TASK DETAILS> Determine how many lines contain the string "their". Reply with that figure and nothing else.

## START INFORMATION PROVIDED

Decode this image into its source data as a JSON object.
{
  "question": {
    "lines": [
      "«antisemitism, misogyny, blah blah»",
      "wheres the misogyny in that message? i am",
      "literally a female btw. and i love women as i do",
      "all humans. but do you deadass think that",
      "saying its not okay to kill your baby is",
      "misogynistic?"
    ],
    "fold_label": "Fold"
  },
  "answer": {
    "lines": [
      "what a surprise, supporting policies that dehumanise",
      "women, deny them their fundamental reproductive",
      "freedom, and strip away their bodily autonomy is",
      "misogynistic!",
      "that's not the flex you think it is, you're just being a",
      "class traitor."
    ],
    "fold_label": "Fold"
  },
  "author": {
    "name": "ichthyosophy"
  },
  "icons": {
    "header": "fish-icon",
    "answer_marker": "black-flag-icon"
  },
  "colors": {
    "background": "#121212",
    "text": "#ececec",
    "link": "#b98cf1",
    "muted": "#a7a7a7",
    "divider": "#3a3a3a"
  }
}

## END INFORMATION PROVIDED

EXERCISE ANSWER> 2